▶ **INSTRUCTION**:
Take every line from the listing below that includes "的确立成长与" and copy it.

==== EXERCISE MATERIALS ====

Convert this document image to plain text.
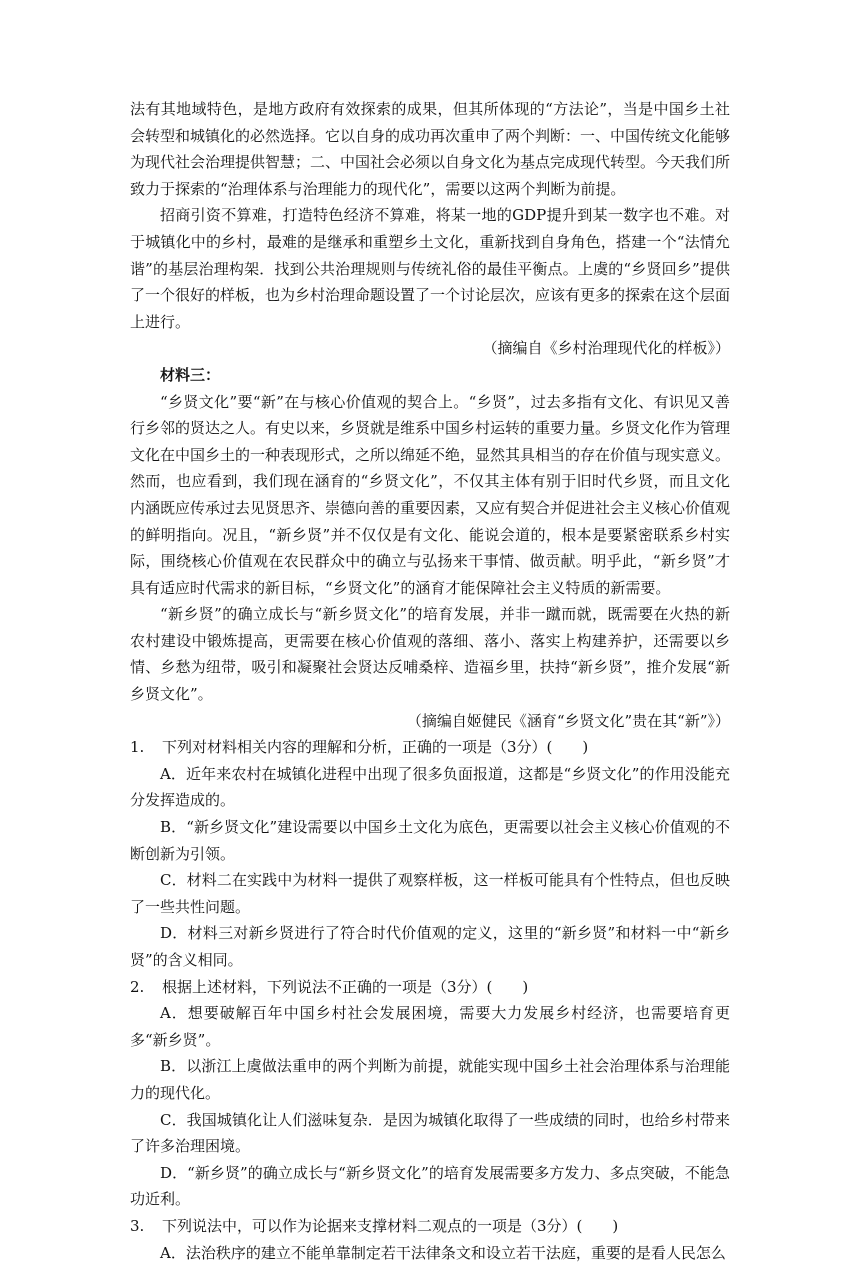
法有其地域特色，是地方政府有效探索的成果，但其所体现的“方法论”，当是中国乡土社会转型和城镇化的必然选择。它以自身的成功再次重申了两个判断：一、中国传统文化能够为现代社会治理提供智慧；二、中国社会必须以自身文化为基点完成现代转型。今天我们所致力于探索的“治理体系与治理能力的现代化”，需要以这两个判断为前提。

招商引资不算难，打造特色经济不算难，将某一地的GDP提升到某一数字也不难。对于城镇化中的乡村，最难的是继承和重塑乡土文化，重新找到自身角色，搭建一个“法情允谐”的基层治理构架．找到公共治理规则与传统礼俗的最佳平衡点。上虞的“乡贤回乡”提供了一个很好的样板，也为乡村治理命题设置了一个讨论层次，应该有更多的探索在这个层面上进行。

（摘编自《乡村治理现代化的样板》）

材料三：

“乡贤文化”要“新”在与核心价值观的契合上。“乡贤”，过去多指有文化、有识见又善行乡邻的贤达之人。有史以来，乡贤就是维系中国乡村运转的重要力量。乡贤文化作为管理文化在中国乡土的一种表现形式，之所以绵延不绝，显然其具相当的存在价值与现实意义。然而，也应看到，我们现在涵育的“乡贤文化”，不仅其主体有别于旧时代乡贤，而且文化内涵既应传承过去见贤思齐、崇德向善的重要因素，又应有契合并促进社会主义核心价值观的鲜明指向。况且，“新乡贤”并不仅仅是有文化、能说会道的，根本是要紧密联系乡村实际，围绕核心价值观在农民群众中的确立与弘扬来干事情、做贡献。明乎此，“新乡贤”才具有适应时代需求的新目标，“乡贤文化”的涵育才能保障社会主义特质的新需要。

“新乡贤”的确立成长与“新乡贤文化”的培育发展，并非一蹴而就，既需要在火热的新农村建设中锻炼提高，更需要在核心价值观的落细、落小、落实上构建养护，还需要以乡情、乡愁为纽带，吸引和凝聚社会贤达反哺桑梓、造福乡里，扶持“新乡贤”，推介发展“新乡贤文化”。

（摘编自姬健民《涵育“乡贤文化”贵在其“新”》）

1.	下列对材料相关内容的理解和分析，正确的一项是（3分）(　　)

A．近年来农村在城镇化进程中出现了很多负面报道，这都是“乡贤文化”的作用没能充分发挥造成的。

B．“新乡贤文化”建设需要以中国乡土文化为底色，更需要以社会主义核心价值观的不断创新为引领。

C．材料二在实践中为材料一提供了观察样板，这一样板可能具有个性特点，但也反映了一些共性问题。

D．材料三对新乡贤进行了符合时代价值观的定义，这里的“新乡贤”和材料一中“新乡贤”的含义相同。

2.	根据上述材料，下列说法不正确的一项是（3分）(　　)

A．想要破解百年中国乡村社会发展困境，需要大力发展乡村经济，也需要培育更多“新乡贤”。

B．以浙江上虞做法重申的两个判断为前提，就能实现中国乡土社会治理体系与治理能力的现代化。

C．我国城镇化让人们滋味复杂．是因为城镇化取得了一些成绩的同时，也给乡村带来了许多治理困境。

D．“新乡贤”的确立成长与“新乡贤文化”的培育发展需要多方发力、多点突破，不能急功近利。

3.	下列说法中，可以作为论据来支撑材料二观点的一项是（3分）(　　)

A．法治秩序的建立不能单靠制定若干法律条文和设立若干法庭，重要的是看人民怎么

====

▶ **TASK SOLUTION**:
“新乡贤”的确立成长与“新乡贤文化”的培育发展，并非一蹴而就，既需要在火热的新农村建设中锻炼提高，更需要在核心价值观的落细、落小、落实上构建养护，还需要以乡情、乡愁为纽带，吸引和凝聚社会贤达反哺桑梓、造福乡里，扶持“新乡贤”，推介发展“新乡贤文化”。
D．“新乡贤”的确立成长与“新乡贤文化”的培育发展需要多方发力、多点突破，不能急功近利。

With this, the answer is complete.